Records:

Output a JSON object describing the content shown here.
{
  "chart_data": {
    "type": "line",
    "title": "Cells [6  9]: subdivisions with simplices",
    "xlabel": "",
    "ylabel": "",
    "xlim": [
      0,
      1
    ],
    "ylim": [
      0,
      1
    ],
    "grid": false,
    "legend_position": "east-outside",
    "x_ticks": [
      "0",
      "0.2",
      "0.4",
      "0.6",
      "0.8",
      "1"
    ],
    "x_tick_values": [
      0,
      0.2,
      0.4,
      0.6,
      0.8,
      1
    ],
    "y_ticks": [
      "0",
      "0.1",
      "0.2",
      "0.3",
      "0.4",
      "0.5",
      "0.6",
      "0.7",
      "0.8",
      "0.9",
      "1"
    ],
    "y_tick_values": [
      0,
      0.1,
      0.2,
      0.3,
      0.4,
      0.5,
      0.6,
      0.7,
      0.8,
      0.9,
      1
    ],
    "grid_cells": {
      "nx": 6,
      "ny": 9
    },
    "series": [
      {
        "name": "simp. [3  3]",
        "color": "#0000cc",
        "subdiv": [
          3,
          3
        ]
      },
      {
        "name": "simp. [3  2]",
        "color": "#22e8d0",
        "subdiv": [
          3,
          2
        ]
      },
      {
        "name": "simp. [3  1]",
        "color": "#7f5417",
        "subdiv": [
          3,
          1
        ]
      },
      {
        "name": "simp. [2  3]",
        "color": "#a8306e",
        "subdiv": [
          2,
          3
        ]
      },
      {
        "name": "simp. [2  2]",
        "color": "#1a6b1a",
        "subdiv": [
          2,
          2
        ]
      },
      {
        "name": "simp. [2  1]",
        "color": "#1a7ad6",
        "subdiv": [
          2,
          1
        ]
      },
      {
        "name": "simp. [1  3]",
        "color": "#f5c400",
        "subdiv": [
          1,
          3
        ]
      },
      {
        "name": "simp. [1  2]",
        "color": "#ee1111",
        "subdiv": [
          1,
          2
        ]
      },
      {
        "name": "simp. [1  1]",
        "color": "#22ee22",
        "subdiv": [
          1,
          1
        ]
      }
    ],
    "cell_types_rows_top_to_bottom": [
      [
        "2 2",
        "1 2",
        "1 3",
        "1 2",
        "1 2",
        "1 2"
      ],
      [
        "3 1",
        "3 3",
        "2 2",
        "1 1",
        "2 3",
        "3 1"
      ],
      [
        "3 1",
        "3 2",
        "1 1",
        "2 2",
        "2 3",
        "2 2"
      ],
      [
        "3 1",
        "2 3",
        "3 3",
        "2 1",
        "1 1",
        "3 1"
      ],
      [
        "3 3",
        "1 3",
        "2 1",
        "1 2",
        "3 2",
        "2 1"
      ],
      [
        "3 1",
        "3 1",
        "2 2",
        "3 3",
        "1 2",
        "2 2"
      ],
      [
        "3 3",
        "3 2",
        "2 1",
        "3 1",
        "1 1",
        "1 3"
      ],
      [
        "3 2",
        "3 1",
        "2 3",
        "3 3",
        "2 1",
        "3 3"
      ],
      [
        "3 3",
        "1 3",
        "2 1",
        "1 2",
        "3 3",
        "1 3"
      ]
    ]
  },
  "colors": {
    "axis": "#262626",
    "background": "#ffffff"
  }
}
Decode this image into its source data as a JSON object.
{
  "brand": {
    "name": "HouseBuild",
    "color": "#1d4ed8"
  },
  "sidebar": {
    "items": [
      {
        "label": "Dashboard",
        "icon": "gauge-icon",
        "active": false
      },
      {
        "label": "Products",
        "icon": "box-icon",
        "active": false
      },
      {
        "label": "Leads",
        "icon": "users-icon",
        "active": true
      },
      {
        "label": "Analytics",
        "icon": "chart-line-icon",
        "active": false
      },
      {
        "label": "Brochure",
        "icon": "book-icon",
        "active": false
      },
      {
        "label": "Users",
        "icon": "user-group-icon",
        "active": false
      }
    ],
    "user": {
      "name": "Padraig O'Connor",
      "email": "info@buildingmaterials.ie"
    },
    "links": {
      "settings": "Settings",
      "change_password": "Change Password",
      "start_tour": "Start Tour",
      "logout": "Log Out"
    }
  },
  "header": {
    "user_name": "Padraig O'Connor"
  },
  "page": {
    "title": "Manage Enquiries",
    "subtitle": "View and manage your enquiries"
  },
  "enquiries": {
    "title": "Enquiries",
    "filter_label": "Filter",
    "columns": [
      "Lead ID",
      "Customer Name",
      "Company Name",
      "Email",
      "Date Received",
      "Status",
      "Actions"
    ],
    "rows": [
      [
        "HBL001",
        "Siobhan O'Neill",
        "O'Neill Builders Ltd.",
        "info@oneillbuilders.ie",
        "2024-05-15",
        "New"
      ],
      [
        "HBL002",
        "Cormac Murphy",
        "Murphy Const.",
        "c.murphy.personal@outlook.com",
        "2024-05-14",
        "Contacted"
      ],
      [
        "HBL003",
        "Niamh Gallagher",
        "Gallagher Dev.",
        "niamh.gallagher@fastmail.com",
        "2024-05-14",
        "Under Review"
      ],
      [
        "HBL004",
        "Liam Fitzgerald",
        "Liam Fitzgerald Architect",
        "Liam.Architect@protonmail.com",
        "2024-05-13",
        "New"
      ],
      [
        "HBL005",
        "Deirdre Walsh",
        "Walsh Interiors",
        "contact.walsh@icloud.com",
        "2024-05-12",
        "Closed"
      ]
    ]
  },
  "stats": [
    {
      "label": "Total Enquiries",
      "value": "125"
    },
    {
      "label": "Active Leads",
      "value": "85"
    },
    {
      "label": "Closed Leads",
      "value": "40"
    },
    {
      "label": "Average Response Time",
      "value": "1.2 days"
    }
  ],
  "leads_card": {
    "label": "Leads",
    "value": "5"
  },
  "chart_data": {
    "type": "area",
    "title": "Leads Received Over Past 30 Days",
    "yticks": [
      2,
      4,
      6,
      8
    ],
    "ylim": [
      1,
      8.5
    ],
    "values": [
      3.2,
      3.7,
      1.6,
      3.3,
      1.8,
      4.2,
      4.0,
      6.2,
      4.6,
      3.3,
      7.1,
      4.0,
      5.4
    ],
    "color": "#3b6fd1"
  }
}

Exercise prompt: Repeat the data precisely, line by line.

Solution:
Output a JSON object describing the content shown here.
{
  "chart_data": {
    "type": "line",
    "title": "Cells [6  9]: subdivisions with simplices",
    "xlabel": "",
    "ylabel": "",
    "xlim": [
      0,
      1
    ],
    "ylim": [
      0,
      1
    ],
    "grid": false,
    "legend_position": "east-outside",
    "x_ticks": [
      "0",
      "0.2",
      "0.4",
      "0.6",
      "0.8",
      "1"
    ],
    "x_tick_values": [
      0,
      0.2,
      0.4,
      0.6,
      0.8,
      1
    ],
    "y_ticks": [
      "0",
      "0.1",
      "0.2",
      "0.3",
      "0.4",
      "0.5",
      "0.6",
      "0.7",
      "0.8",
      "0.9",
      "1"
    ],
    "y_tick_values": [
      0,
      0.1,
      0.2,
      0.3,
      0.4,
      0.5,
      0.6,
      0.7,
      0.8,
      0.9,
      1
    ],
    "grid_cells": {
      "nx": 6,
      "ny": 9
    },
    "series": [
      {
        "name": "simp. [3  3]",
        "color": "#0000cc",
        "subdiv": [
          3,
          3
        ]
      },
      {
        "name": "simp. [3  2]",
        "color": "#22e8d0",
        "subdiv": [
          3,
          2
        ]
      },
      {
        "name": "simp. [3  1]",
        "color": "#7f5417",
        "subdiv": [
          3,
          1
        ]
      },
      {
        "name": "simp. [2  3]",
        "color": "#a8306e",
        "subdiv": [
          2,
          3
        ]
      },
      {
        "name": "simp. [2  2]",
        "color": "#1a6b1a",
        "subdiv": [
          2,
          2
        ]
      },
      {
        "name": "simp. [2  1]",
        "color": "#1a7ad6",
        "subdiv": [
          2,
          1
        ]
      },
      {
        "name": "simp. [1  3]",
        "color": "#f5c400",
        "subdiv": [
          1,
          3
        ]
      },
      {
        "name": "simp. [1  2]",
        "color": "#ee1111",
        "subdiv": [
          1,
          2
        ]
      },
      {
        "name": "simp. [1  1]",
        "color": "#22ee22",
        "subdiv": [
          1,
          1
        ]
      }
    ],
    "cell_types_rows_top_to_bottom": [
      [
        "2 2",
        "1 2",
        "1 3",
        "1 2",
        "1 2",
        "1 2"
      ],
      [
        "3 1",
        "3 3",
        "2 2",
        "1 1",
        "2 3",
        "3 1"
      ],
      [
        "3 1",
        "3 2",
        "1 1",
        "2 2",
        "2 3",
        "2 2"
      ],
      [
        "3 1",
        "2 3",
        "3 3",
        "2 1",
        "1 1",
        "3 1"
      ],
      [
        "3 3",
        "1 3",
        "2 1",
        "1 2",
        "3 2",
        "2 1"
      ],
      [
        "3 1",
        "3 1",
        "2 2",
        "3 3",
        "1 2",
        "2 2"
      ],
      [
        "3 3",
        "3 2",
        "2 1",
        "3 1",
        "1 1",
        "1 3"
      ],
      [
        "3 2",
        "3 1",
        "2 3",
        "3 3",
        "2 1",
        "3 3"
      ],
      [
        "3 3",
        "1 3",
        "2 1",
        "1 2",
        "3 3",
        "1 3"
      ]
    ]
  },
  "colors": {
    "axis": "#262626",
    "background": "#ffffff"
  }
}
Decode this image into its source data as a JSON object.
{
  "brand": {
    "name": "HouseBuild",
    "color": "#1d4ed8"
  },
  "sidebar": {
    "items": [
      {
        "label": "Dashboard",
        "icon": "gauge-icon",
        "active": false
      },
      {
        "label": "Products",
        "icon": "box-icon",
        "active": false
      },
      {
        "label": "Leads",
        "icon": "users-icon",
        "active": true
      },
      {
        "label": "Analytics",
        "icon": "chart-line-icon",
        "active": false
      },
      {
        "label": "Brochure",
        "icon": "book-icon",
        "active": false
      },
      {
        "label": "Users",
        "icon": "user-group-icon",
        "active": false
      }
    ],
    "user": {
      "name": "Padraig O'Connor",
      "email": "info@buildingmaterials.ie"
    },
    "links": {
      "settings": "Settings",
      "change_password": "Change Password",
      "start_tour": "Start Tour",
      "logout": "Log Out"
    }
  },
  "header": {
    "user_name": "Padraig O'Connor"
  },
  "page": {
    "title": "Manage Enquiries",
    "subtitle": "View and manage your enquiries"
  },
  "enquiries": {
    "title": "Enquiries",
    "filter_label": "Filter",
    "columns": [
      "Lead ID",
      "Customer Name",
      "Company Name",
      "Email",
      "Date Received",
      "Status",
      "Actions"
    ],
    "rows": [
      [
        "HBL001",
        "Siobhan O'Neill",
        "O'Neill Builders Ltd.",
        "info@oneillbuilders.ie",
        "2024-05-15",
        "New"
      ],
      [
        "HBL002",
        "Cormac Murphy",
        "Murphy Const.",
        "c.murphy.personal@outlook.com",
        "2024-05-14",
        "Contacted"
      ],
      [
        "HBL003",
        "Niamh Gallagher",
        "Gallagher Dev.",
        "niamh.gallagher@fastmail.com",
        "2024-05-14",
        "Under Review"
      ],
      [
        "HBL004",
        "Liam Fitzgerald",
        "Liam Fitzgerald Architect",
        "Liam.Architect@protonmail.com",
        "2024-05-13",
        "New"
      ],
      [
        "HBL005",
        "Deirdre Walsh",
        "Walsh Interiors",
        "contact.walsh@icloud.com",
        "2024-05-12",
        "Closed"
      ]
    ]
  },
  "stats": [
    {
      "label": "Total Enquiries",
      "value": "125"
    },
    {
      "label": "Active Leads",
      "value": "85"
    },
    {
      "label": "Closed Leads",
      "value": "40"
    },
    {
      "label": "Average Response Time",
      "value": "1.2 days"
    }
  ],
  "leads_card": {
    "label": "Leads",
    "value": "5"
  },
  "chart_data": {
    "type": "area",
    "title": "Leads Received Over Past 30 Days",
    "yticks": [
      2,
      4,
      6,
      8
    ],
    "ylim": [
      1,
      8.5
    ],
    "values": [
      3.2,
      3.7,
      1.6,
      3.3,
      1.8,
      4.2,
      4.0,
      6.2,
      4.6,
      3.3,
      7.1,
      4.0,
      5.4
    ],
    "color": "#3b6fd1"
  }
}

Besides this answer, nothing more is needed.